* [The problem] Scan the material that follows. Copy every line containing the word "десятичная".

-- Begin Task input --

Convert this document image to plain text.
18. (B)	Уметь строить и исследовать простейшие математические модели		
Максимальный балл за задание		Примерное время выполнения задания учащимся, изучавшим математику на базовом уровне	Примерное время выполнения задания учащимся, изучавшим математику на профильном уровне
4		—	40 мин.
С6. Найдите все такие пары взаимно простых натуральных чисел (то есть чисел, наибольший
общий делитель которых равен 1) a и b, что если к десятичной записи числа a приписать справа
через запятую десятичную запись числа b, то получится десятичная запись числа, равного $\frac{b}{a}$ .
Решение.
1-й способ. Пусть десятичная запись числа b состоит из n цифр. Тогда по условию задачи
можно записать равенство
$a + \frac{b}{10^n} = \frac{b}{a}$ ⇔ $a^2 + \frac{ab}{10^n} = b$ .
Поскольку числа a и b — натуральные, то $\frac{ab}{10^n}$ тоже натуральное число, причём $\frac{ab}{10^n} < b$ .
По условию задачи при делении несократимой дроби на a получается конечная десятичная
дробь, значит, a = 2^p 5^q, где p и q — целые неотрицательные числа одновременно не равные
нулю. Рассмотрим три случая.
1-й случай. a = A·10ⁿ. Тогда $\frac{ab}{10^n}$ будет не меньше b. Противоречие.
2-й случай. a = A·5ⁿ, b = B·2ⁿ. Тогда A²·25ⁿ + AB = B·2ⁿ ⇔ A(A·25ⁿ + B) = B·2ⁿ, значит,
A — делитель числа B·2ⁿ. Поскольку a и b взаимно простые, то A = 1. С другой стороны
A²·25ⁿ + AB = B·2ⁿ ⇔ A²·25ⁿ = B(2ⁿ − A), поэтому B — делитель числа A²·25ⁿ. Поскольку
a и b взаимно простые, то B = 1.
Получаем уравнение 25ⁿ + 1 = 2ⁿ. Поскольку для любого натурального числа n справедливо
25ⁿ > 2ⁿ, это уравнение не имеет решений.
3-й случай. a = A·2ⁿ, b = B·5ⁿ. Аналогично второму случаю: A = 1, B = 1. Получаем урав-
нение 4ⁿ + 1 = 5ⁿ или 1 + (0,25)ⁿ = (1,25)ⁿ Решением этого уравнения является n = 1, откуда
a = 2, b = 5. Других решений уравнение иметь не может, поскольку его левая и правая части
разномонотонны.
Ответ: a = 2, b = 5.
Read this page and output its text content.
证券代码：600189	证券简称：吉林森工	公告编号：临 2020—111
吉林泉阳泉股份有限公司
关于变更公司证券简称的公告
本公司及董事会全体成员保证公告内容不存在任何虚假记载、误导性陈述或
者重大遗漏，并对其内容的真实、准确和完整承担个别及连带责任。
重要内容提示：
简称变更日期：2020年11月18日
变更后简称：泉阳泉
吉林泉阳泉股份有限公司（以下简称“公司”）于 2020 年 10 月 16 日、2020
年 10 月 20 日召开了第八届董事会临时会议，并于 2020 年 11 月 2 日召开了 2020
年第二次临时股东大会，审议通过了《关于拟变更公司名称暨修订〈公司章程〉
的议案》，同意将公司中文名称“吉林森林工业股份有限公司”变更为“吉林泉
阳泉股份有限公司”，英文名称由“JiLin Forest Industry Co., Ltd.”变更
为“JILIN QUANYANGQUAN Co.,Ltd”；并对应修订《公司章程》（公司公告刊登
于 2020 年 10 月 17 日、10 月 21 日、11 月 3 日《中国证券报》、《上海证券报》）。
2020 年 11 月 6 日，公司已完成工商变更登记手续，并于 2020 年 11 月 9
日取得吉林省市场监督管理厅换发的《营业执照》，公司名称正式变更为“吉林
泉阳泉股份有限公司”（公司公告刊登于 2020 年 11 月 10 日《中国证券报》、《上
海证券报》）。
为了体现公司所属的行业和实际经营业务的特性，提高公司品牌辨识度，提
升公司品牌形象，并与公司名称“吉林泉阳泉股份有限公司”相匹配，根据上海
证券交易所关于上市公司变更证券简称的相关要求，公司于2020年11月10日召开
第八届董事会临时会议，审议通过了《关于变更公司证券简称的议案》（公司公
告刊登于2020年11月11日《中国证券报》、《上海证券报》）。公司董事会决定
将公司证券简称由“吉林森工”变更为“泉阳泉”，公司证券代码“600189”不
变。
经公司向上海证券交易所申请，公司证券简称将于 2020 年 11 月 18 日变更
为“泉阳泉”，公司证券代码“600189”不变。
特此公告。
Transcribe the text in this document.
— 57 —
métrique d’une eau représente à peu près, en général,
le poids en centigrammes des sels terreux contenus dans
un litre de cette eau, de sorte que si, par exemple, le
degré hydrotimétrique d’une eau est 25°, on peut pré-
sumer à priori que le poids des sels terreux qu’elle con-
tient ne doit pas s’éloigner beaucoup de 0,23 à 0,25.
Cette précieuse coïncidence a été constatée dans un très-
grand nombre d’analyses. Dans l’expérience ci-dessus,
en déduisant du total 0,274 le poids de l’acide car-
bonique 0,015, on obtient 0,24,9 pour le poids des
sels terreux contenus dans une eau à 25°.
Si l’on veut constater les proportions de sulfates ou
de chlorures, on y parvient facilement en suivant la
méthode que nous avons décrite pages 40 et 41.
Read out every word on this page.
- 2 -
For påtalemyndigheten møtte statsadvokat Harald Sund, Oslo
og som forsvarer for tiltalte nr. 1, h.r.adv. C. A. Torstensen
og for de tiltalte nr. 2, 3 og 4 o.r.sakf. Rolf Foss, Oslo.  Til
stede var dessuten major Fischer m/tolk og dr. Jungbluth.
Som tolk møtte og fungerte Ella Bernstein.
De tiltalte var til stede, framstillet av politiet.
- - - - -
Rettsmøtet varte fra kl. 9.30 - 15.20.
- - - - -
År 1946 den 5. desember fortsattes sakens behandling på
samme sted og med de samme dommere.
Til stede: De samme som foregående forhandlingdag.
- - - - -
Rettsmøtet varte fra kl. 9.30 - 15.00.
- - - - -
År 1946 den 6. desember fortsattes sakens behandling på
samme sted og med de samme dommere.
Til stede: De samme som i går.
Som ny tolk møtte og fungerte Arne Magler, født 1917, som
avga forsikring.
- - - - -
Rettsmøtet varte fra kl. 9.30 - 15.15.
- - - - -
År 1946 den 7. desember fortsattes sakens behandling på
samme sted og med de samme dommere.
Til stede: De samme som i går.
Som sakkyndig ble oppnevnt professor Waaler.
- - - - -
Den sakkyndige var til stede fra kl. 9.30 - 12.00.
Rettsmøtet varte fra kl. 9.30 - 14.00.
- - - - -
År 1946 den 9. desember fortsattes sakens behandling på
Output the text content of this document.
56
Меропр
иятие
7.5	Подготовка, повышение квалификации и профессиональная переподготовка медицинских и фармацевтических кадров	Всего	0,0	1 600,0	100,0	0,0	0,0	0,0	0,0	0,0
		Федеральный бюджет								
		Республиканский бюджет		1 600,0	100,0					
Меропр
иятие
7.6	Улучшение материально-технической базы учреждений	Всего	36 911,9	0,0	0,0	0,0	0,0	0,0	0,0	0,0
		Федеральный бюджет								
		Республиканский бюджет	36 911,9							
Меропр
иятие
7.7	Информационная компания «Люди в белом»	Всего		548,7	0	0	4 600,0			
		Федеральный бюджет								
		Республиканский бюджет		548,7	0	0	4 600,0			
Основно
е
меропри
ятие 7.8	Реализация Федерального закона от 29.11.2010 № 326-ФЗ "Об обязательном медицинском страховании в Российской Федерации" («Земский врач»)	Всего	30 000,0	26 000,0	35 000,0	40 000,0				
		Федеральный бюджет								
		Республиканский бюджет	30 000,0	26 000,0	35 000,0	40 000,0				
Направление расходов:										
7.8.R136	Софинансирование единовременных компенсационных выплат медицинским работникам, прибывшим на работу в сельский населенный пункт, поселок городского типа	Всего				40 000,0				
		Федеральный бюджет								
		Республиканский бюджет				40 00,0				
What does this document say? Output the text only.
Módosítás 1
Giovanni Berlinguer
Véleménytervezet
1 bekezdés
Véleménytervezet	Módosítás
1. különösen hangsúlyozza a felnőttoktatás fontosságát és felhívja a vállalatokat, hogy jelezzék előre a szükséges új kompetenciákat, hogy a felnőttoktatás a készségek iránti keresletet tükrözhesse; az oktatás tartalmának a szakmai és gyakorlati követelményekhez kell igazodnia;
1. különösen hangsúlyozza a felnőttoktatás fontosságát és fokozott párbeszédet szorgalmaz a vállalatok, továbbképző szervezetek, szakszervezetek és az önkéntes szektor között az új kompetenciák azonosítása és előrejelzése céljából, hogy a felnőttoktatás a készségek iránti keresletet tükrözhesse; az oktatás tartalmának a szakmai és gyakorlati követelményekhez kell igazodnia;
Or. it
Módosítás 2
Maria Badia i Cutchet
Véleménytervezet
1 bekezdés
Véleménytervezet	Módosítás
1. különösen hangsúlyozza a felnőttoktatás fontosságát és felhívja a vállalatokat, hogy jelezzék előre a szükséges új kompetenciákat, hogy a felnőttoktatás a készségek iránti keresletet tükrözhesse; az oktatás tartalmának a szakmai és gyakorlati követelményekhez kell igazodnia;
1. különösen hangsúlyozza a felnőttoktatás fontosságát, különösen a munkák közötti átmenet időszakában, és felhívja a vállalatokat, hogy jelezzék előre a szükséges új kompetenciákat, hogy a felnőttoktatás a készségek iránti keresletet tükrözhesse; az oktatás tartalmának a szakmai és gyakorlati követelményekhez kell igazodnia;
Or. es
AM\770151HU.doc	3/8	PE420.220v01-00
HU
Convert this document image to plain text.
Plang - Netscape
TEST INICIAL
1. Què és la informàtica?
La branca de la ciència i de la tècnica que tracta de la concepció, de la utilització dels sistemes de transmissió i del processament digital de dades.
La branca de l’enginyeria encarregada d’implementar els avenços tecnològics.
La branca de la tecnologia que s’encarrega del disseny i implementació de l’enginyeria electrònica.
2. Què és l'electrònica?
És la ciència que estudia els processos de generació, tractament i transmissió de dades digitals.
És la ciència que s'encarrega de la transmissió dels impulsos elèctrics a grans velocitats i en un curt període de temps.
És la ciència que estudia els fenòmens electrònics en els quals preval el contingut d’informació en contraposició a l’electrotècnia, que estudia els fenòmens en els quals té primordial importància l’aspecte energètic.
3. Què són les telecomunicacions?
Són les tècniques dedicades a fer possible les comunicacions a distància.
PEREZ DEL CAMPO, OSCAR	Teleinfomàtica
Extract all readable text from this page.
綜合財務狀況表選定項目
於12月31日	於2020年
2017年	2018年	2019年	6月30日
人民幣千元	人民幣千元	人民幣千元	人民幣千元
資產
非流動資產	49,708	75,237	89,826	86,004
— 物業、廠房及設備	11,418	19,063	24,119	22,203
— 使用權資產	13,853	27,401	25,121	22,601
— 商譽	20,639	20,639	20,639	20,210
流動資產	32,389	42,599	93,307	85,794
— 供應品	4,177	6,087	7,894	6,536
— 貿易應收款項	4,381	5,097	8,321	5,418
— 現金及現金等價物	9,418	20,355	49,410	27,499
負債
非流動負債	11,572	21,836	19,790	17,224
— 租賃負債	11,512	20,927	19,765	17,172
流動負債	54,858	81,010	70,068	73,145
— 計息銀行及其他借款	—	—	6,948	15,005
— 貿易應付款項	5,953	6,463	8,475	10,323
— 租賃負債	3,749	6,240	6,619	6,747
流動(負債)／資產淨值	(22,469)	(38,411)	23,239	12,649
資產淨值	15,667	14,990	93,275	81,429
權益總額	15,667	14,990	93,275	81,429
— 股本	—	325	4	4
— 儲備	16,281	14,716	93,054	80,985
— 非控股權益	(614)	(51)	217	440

-- End Task input --

* [Result for this exercise]
через запятую десятичную запись числа b, то получится десятичная запись числа, равного $\frac{b}{a}$ .
1-й способ. Пусть десятичная запись числа b состоит из n цифр. Тогда по условию задачи
По условию задачи при делении несократимой дроби на a получается конечная десятичная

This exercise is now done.